___ Material to process ___

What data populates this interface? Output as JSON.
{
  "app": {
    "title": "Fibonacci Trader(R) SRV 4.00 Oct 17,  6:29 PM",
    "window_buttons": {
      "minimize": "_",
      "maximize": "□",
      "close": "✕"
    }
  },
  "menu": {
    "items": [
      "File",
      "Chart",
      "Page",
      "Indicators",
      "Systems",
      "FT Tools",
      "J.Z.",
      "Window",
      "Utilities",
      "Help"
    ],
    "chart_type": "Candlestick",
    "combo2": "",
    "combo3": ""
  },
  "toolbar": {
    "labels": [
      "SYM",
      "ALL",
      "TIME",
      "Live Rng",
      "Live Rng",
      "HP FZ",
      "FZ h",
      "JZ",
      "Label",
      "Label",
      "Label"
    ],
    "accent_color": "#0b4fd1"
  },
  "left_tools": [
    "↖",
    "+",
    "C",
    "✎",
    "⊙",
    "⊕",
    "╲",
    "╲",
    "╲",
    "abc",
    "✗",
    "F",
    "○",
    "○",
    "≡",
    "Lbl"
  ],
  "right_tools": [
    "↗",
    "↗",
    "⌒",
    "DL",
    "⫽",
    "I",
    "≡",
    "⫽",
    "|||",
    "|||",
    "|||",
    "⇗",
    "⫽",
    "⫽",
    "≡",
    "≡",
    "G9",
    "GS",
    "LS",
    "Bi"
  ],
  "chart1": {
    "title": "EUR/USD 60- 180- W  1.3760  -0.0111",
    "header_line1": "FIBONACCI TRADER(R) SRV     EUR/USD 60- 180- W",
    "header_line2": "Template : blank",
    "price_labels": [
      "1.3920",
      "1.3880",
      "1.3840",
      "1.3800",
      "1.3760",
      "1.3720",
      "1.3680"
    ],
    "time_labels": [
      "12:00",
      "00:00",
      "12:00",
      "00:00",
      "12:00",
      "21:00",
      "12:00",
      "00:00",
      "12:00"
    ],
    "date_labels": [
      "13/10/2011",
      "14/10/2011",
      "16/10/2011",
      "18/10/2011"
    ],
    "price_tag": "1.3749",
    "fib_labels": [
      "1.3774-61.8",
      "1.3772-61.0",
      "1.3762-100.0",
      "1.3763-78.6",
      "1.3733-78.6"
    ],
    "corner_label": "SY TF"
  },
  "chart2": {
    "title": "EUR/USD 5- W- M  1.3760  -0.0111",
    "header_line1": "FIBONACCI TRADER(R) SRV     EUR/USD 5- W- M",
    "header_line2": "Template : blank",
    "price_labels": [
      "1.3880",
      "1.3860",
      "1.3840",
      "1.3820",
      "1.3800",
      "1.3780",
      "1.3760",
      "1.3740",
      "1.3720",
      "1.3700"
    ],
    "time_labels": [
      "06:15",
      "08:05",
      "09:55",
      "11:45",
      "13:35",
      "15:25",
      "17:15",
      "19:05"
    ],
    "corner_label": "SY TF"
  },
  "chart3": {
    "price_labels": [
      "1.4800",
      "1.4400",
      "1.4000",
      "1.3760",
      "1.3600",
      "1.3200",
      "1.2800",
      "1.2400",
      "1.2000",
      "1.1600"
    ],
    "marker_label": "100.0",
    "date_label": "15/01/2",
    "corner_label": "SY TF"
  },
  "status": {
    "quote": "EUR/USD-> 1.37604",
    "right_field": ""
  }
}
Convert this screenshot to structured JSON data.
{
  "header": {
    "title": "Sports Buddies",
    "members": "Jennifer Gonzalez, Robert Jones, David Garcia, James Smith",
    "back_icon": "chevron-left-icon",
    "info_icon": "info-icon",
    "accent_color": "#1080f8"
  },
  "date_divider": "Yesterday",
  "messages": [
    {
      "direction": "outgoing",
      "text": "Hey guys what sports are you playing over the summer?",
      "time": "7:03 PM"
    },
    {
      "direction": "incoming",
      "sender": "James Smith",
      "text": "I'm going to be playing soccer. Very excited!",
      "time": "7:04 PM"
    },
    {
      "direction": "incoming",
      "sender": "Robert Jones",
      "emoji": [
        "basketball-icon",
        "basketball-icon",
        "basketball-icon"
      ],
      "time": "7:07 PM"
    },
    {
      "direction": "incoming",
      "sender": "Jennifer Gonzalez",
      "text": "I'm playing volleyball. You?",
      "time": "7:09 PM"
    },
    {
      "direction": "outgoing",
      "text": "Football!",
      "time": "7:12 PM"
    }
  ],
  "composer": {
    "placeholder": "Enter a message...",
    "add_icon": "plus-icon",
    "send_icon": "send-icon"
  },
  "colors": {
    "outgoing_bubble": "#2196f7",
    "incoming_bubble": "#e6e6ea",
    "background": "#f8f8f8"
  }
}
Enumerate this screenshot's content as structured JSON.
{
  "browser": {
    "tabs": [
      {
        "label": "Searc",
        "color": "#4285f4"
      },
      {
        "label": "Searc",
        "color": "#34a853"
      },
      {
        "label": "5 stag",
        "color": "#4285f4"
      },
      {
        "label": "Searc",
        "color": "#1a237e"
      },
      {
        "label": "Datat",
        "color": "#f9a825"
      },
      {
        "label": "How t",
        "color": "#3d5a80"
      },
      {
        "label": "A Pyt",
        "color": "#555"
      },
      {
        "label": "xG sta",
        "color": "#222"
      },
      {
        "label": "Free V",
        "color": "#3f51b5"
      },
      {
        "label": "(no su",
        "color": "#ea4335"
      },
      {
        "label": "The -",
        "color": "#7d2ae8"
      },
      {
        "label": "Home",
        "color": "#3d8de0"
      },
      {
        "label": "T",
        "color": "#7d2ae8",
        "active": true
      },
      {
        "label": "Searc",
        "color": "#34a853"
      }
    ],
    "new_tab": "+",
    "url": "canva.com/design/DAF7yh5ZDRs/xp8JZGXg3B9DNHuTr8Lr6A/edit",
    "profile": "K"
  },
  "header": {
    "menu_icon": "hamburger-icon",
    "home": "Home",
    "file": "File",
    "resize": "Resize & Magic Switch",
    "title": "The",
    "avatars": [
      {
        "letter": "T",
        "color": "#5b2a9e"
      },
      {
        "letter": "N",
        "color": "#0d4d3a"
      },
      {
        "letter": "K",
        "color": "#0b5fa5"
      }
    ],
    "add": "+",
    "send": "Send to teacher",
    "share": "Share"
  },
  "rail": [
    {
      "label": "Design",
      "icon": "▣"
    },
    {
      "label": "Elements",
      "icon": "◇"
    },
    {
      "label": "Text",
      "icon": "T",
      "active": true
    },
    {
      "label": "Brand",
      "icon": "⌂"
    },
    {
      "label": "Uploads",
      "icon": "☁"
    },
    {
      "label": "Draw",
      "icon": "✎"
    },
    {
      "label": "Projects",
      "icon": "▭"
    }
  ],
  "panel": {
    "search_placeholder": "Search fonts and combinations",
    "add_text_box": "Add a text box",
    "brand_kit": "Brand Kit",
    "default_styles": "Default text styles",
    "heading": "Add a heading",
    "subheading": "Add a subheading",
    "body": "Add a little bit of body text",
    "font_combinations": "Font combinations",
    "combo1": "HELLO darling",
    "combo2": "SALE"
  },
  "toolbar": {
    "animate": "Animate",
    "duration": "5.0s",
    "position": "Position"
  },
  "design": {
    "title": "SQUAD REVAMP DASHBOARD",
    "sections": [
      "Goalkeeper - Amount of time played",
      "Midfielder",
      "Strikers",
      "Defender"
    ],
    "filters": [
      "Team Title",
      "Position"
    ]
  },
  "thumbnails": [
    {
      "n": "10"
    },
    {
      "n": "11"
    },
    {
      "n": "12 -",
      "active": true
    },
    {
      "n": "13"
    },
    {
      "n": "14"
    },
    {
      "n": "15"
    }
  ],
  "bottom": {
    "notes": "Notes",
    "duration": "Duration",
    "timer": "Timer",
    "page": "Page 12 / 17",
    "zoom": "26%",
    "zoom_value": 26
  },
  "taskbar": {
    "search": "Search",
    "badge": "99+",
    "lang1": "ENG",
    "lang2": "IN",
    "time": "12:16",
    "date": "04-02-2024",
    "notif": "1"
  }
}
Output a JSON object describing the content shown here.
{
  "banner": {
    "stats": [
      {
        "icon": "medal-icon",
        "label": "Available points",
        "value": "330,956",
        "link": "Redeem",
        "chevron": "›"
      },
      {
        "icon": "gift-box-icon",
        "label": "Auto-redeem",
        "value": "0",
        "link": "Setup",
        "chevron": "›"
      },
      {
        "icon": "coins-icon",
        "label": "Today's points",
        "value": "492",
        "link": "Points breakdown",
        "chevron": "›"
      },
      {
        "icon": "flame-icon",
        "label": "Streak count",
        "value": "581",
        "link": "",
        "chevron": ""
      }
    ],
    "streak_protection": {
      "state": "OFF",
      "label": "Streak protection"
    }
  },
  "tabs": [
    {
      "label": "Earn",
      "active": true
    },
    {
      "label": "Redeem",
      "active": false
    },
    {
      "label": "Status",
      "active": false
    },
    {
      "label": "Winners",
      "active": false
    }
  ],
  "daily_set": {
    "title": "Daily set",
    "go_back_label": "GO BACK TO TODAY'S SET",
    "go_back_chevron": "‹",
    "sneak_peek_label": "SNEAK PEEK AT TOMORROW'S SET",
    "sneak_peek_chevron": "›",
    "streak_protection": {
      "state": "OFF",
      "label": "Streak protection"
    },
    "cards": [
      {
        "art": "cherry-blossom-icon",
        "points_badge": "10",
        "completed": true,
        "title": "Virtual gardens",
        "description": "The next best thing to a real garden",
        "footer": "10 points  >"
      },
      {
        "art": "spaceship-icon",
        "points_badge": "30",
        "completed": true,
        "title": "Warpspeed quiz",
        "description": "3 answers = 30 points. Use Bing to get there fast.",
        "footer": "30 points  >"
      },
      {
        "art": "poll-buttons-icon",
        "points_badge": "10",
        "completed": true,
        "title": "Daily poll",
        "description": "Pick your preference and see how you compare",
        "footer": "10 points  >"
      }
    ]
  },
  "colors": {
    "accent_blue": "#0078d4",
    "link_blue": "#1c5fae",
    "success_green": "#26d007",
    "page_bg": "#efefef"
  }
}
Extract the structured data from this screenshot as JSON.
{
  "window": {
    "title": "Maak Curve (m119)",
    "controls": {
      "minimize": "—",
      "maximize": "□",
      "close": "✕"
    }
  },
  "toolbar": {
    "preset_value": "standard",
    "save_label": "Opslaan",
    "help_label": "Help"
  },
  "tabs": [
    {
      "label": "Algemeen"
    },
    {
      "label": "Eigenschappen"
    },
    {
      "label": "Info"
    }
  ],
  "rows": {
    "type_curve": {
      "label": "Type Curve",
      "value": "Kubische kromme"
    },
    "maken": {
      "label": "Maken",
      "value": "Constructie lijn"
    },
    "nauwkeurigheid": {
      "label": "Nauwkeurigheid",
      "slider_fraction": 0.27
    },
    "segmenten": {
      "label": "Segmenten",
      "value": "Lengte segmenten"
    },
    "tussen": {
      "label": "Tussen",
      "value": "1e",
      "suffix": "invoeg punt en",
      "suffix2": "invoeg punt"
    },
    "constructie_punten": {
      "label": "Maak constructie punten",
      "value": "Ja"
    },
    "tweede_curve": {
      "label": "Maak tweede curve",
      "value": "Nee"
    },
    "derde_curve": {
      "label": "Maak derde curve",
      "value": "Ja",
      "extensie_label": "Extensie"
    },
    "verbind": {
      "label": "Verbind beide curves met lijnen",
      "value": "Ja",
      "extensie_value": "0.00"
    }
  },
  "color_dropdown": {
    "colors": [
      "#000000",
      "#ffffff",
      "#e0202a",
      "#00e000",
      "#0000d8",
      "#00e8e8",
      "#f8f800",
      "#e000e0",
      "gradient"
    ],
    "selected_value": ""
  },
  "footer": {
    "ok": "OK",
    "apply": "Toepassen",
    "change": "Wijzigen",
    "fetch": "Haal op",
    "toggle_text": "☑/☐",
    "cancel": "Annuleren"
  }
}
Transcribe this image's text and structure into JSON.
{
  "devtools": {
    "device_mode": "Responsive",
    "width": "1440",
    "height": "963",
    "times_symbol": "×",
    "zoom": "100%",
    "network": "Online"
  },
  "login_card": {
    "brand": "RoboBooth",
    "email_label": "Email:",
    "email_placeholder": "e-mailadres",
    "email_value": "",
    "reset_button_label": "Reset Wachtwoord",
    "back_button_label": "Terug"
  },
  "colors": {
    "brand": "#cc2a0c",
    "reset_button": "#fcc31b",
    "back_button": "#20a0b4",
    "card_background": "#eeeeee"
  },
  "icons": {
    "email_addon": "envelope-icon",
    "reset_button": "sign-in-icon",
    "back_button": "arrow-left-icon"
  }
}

___

**What to produce:**
Exactly and only the lines from the line containing "Transcribe this image's" through the last line of the entries should be copied, both ends included.

**Solution below:**
Transcribe this image's text and structure into JSON.
{
  "devtools": {
    "device_mode": "Responsive",
    "width": "1440",
    "height": "963",
    "times_symbol": "×",
    "zoom": "100%",
    "network": "Online"
  },
  "login_card": {
    "brand": "RoboBooth",
    "email_label": "Email:",
    "email_placeholder": "e-mailadres",
    "email_value": "",
    "reset_button_label": "Reset Wachtwoord",
    "back_button_label": "Terug"
  },
  "colors": {
    "brand": "#cc2a0c",
    "reset_button": "#fcc31b",
    "back_button": "#20a0b4",
    "card_background": "#eeeeee"
  },
  "icons": {
    "email_addon": "envelope-icon",
    "reset_button": "sign-in-icon",
    "back_button": "arrow-left-icon"
  }
}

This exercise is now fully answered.